Problem requirements – Output the material exactly, but drop every image it holds.
— Start —
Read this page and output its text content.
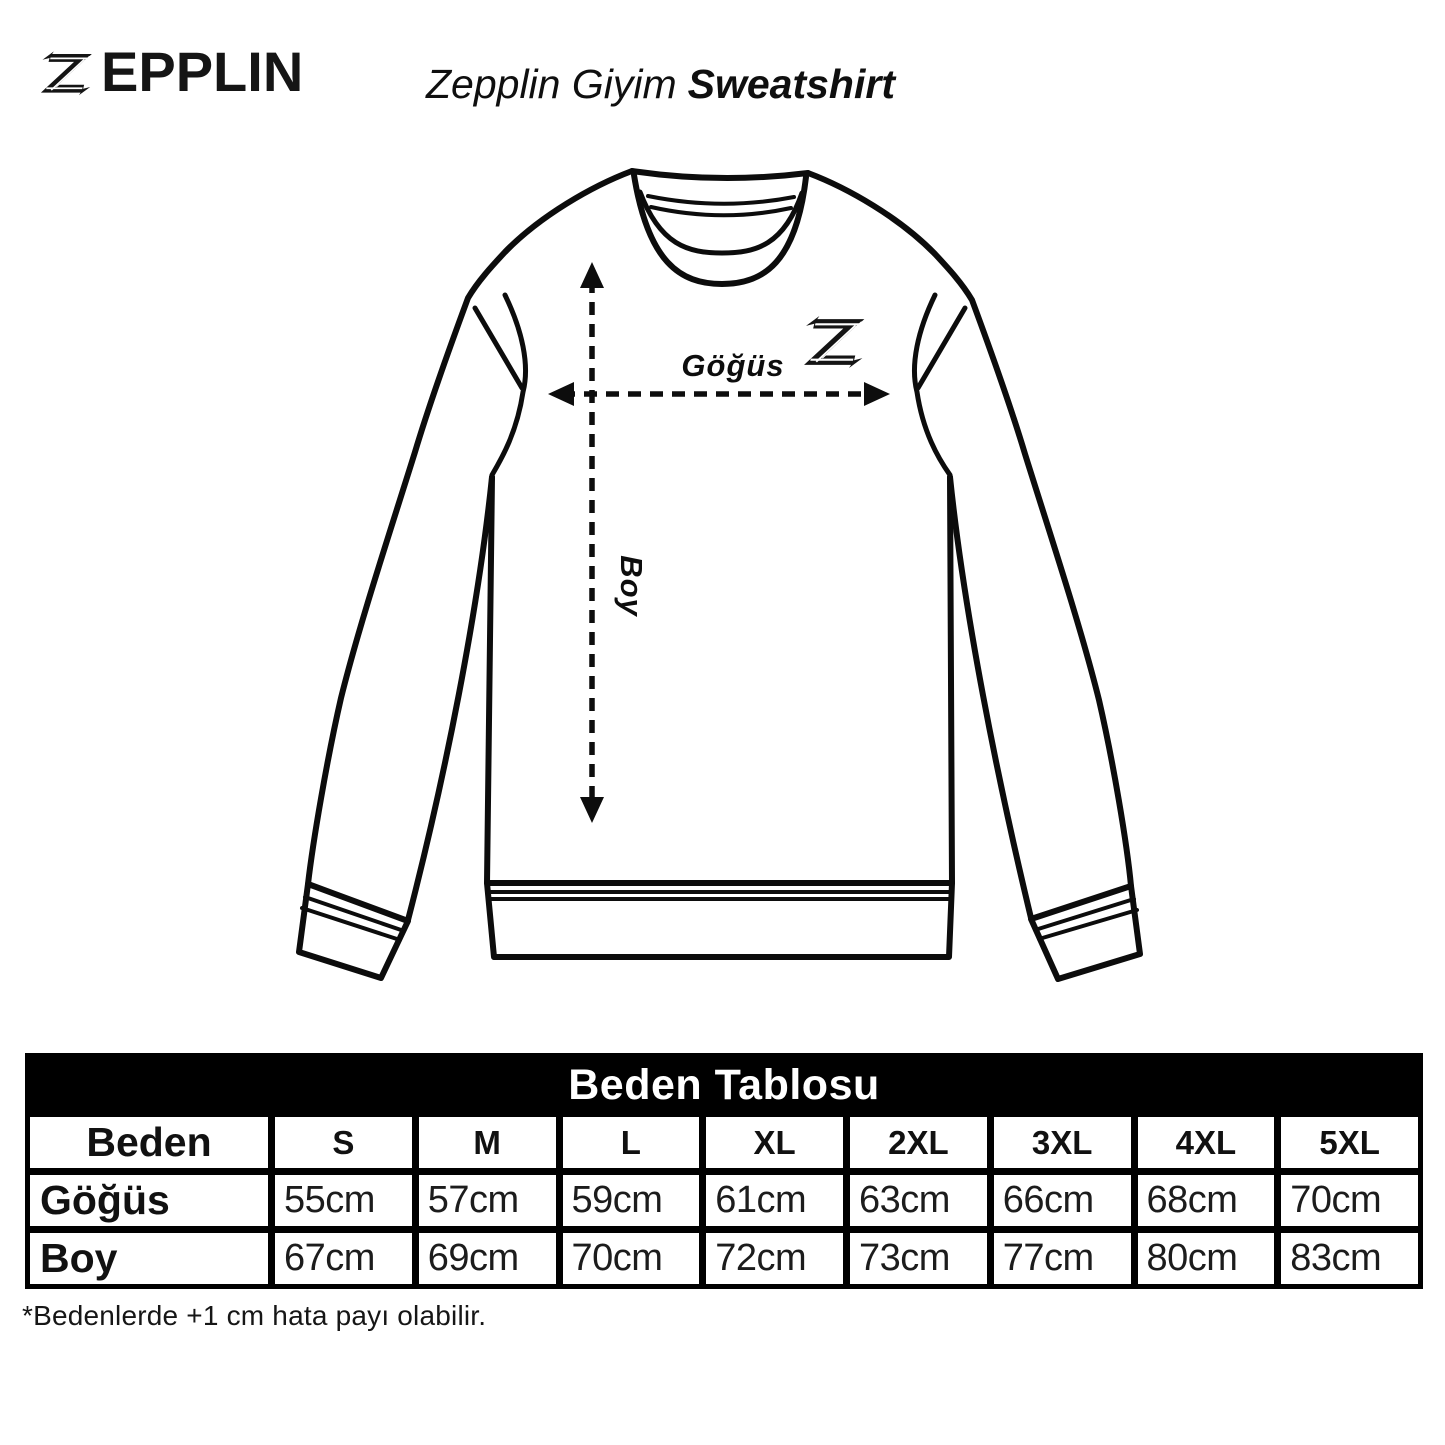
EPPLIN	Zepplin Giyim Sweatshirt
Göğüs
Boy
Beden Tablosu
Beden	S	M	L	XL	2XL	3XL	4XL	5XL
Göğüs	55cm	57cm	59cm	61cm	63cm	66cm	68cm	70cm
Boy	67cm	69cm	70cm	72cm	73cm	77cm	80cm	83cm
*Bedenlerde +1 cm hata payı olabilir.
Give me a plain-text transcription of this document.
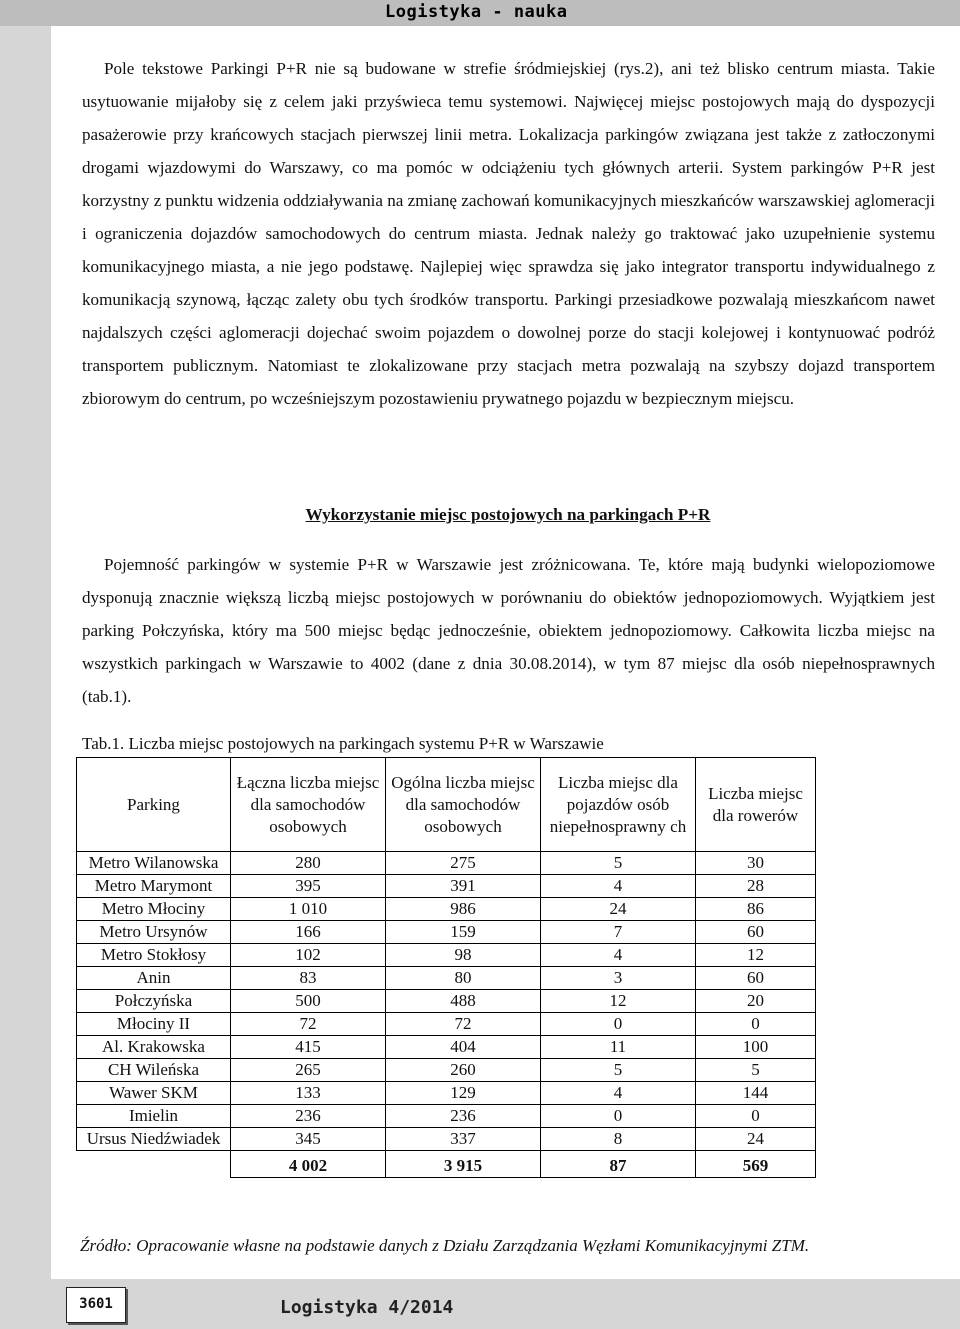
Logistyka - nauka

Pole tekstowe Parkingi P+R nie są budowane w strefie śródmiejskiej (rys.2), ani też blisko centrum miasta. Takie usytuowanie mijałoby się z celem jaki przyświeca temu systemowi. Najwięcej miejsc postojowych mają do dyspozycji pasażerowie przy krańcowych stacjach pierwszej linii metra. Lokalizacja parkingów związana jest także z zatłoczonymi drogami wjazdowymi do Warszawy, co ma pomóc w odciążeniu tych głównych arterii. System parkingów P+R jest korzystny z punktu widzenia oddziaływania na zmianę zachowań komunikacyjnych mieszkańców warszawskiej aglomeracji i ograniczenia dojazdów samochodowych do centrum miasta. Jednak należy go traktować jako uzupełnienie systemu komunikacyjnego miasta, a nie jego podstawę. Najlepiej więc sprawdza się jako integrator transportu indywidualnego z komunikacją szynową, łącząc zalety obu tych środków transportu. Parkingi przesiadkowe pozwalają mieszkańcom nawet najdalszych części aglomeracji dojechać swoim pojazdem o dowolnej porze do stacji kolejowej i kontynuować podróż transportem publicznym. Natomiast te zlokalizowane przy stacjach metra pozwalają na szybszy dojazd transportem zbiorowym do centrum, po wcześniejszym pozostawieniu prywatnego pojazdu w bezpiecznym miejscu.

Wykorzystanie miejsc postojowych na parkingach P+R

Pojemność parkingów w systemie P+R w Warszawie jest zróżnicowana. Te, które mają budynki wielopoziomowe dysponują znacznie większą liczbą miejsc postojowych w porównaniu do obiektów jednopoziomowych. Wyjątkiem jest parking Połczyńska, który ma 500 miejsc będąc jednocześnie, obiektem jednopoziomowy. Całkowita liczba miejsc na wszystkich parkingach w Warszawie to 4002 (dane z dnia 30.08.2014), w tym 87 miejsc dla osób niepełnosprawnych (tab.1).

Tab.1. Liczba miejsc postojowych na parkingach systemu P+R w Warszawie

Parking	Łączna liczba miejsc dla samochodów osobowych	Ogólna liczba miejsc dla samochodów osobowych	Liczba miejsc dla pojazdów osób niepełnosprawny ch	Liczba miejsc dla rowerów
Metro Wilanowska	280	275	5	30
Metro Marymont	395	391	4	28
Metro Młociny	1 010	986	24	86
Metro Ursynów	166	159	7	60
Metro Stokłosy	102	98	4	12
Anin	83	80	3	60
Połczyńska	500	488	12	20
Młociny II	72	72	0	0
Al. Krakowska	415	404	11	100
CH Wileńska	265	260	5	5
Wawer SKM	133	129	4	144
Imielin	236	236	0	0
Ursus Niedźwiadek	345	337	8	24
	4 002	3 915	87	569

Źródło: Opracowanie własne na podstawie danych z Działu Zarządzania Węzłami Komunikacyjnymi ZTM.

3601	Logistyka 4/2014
— End —
Answer in full –
Read this page and output its text content.
EPPLIN	Zepplin Giyim Sweatshirt
Göğüs
Boy
Beden Tablosu
Beden	S	M	L	XL	2XL	3XL	4XL	5XL
Göğüs	55cm	57cm	59cm	61cm	63cm	66cm	68cm	70cm
Boy	67cm	69cm	70cm	72cm	73cm	77cm	80cm	83cm
*Bedenlerde +1 cm hata payı olabilir.
Give me a plain-text transcription of this document.
Logistyka - nauka

Pole tekstowe Parkingi P+R nie są budowane w strefie śródmiejskiej (rys.2), ani też blisko centrum miasta. Takie usytuowanie mijałoby się z celem jaki przyświeca temu systemowi. Najwięcej miejsc postojowych mają do dyspozycji pasażerowie przy krańcowych stacjach pierwszej linii metra. Lokalizacja parkingów związana jest także z zatłoczonymi drogami wjazdowymi do Warszawy, co ma pomóc w odciążeniu tych głównych arterii. System parkingów P+R jest korzystny z punktu widzenia oddziaływania na zmianę zachowań komunikacyjnych mieszkańców warszawskiej aglomeracji i ograniczenia dojazdów samochodowych do centrum miasta. Jednak należy go traktować jako uzupełnienie systemu komunikacyjnego miasta, a nie jego podstawę. Najlepiej więc sprawdza się jako integrator transportu indywidualnego z komunikacją szynową, łącząc zalety obu tych środków transportu. Parkingi przesiadkowe pozwalają mieszkańcom nawet najdalszych części aglomeracji dojechać swoim pojazdem o dowolnej porze do stacji kolejowej i kontynuować podróż transportem publicznym. Natomiast te zlokalizowane przy stacjach metra pozwalają na szybszy dojazd transportem zbiorowym do centrum, po wcześniejszym pozostawieniu prywatnego pojazdu w bezpiecznym miejscu.

Wykorzystanie miejsc postojowych na parkingach P+R

Pojemność parkingów w systemie P+R w Warszawie jest zróżnicowana. Te, które mają budynki wielopoziomowe dysponują znacznie większą liczbą miejsc postojowych w porównaniu do obiektów jednopoziomowych. Wyjątkiem jest parking Połczyńska, który ma 500 miejsc będąc jednocześnie, obiektem jednopoziomowy. Całkowita liczba miejsc na wszystkich parkingach w Warszawie to 4002 (dane z dnia 30.08.2014), w tym 87 miejsc dla osób niepełnosprawnych (tab.1).

Tab.1. Liczba miejsc postojowych na parkingach systemu P+R w Warszawie

Parking	Łączna liczba miejsc dla samochodów osobowych	Ogólna liczba miejsc dla samochodów osobowych	Liczba miejsc dla pojazdów osób niepełnosprawny ch	Liczba miejsc dla rowerów
Metro Wilanowska	280	275	5	30
Metro Marymont	395	391	4	28
Metro Młociny	1 010	986	24	86
Metro Ursynów	166	159	7	60
Metro Stokłosy	102	98	4	12
Anin	83	80	3	60
Połczyńska	500	488	12	20
Młociny II	72	72	0	0
Al. Krakowska	415	404	11	100
CH Wileńska	265	260	5	5
Wawer SKM	133	129	4	144
Imielin	236	236	0	0
Ursus Niedźwiadek	345	337	8	24
	4 002	3 915	87	569

Źródło: Opracowanie własne na podstawie danych z Działu Zarządzania Węzłami Komunikacyjnymi ZTM.

3601	Logistyka 4/2014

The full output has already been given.